Retype the listing that follows, exactly as written.

• [Rows]:
━━━

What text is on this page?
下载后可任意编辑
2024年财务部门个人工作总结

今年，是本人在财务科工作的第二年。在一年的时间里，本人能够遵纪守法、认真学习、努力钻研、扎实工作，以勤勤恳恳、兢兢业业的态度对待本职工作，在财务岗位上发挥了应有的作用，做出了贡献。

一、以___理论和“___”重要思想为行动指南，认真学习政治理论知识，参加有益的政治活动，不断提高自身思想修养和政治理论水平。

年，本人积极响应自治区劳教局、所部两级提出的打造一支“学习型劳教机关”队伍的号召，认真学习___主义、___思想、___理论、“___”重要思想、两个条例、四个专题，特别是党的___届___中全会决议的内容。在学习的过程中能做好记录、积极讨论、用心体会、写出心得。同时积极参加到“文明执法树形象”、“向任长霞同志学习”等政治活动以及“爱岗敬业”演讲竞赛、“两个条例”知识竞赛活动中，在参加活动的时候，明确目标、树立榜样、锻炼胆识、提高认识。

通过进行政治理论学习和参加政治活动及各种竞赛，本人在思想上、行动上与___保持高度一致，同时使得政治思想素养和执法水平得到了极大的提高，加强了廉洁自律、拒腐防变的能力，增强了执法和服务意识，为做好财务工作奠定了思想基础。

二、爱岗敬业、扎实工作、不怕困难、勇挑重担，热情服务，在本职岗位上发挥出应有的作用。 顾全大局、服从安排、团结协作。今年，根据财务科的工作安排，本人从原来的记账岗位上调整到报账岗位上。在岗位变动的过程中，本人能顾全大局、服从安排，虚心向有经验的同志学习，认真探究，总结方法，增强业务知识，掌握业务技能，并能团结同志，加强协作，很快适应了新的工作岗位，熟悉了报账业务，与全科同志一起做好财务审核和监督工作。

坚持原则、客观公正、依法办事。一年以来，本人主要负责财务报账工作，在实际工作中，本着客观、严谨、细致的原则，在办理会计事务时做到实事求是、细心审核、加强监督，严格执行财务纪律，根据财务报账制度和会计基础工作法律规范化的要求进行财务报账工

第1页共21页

━━━

• [Exercise answer]:
What text is on this page?
下载后可任意编辑
2024年财务部门个人工作总结

今年，是本人在财务科工作的第二年。在一年的时间里，本人能够遵纪守法、认真学习、努力钻研、扎实工作，以勤勤恳恳、兢兢业业的态度对待本职工作，在财务岗位上发挥了应有的作用，做出了贡献。

一、以___理论和“___”重要思想为行动指南，认真学习政治理论知识，参加有益的政治活动，不断提高自身思想修养和政治理论水平。

年，本人积极响应自治区劳教局、所部两级提出的打造一支“学习型劳教机关”队伍的号召，认真学习___主义、___思想、___理论、“___”重要思想、两个条例、四个专题，特别是党的___届___中全会决议的内容。在学习的过程中能做好记录、积极讨论、用心体会、写出心得。同时积极参加到“文明执法树形象”、“向任长霞同志学习”等政治活动以及“爱岗敬业”演讲竞赛、“两个条例”知识竞赛活动中，在参加活动的时候，明确目标、树立榜样、锻炼胆识、提高认识。

通过进行政治理论学习和参加政治活动及各种竞赛，本人在思想上、行动上与___保持高度一致，同时使得政治思想素养和执法水平得到了极大的提高，加强了廉洁自律、拒腐防变的能力，增强了执法和服务意识，为做好财务工作奠定了思想基础。

二、爱岗敬业、扎实工作、不怕困难、勇挑重担，热情服务，在本职岗位上发挥出应有的作用。 顾全大局、服从安排、团结协作。今年，根据财务科的工作安排，本人从原来的记账岗位上调整到报账岗位上。在岗位变动的过程中，本人能顾全大局、服从安排，虚心向有经验的同志学习，认真探究，总结方法，增强业务知识，掌握业务技能，并能团结同志，加强协作，很快适应了新的工作岗位，熟悉了报账业务，与全科同志一起做好财务审核和监督工作。

坚持原则、客观公正、依法办事。一年以来，本人主要负责财务报账工作，在实际工作中，本着客观、严谨、细致的原则，在办理会计事务时做到实事求是、细心审核、加强监督，严格执行财务纪律，根据财务报账制度和会计基础工作法律规范化的要求进行财务报账工

第1页共21页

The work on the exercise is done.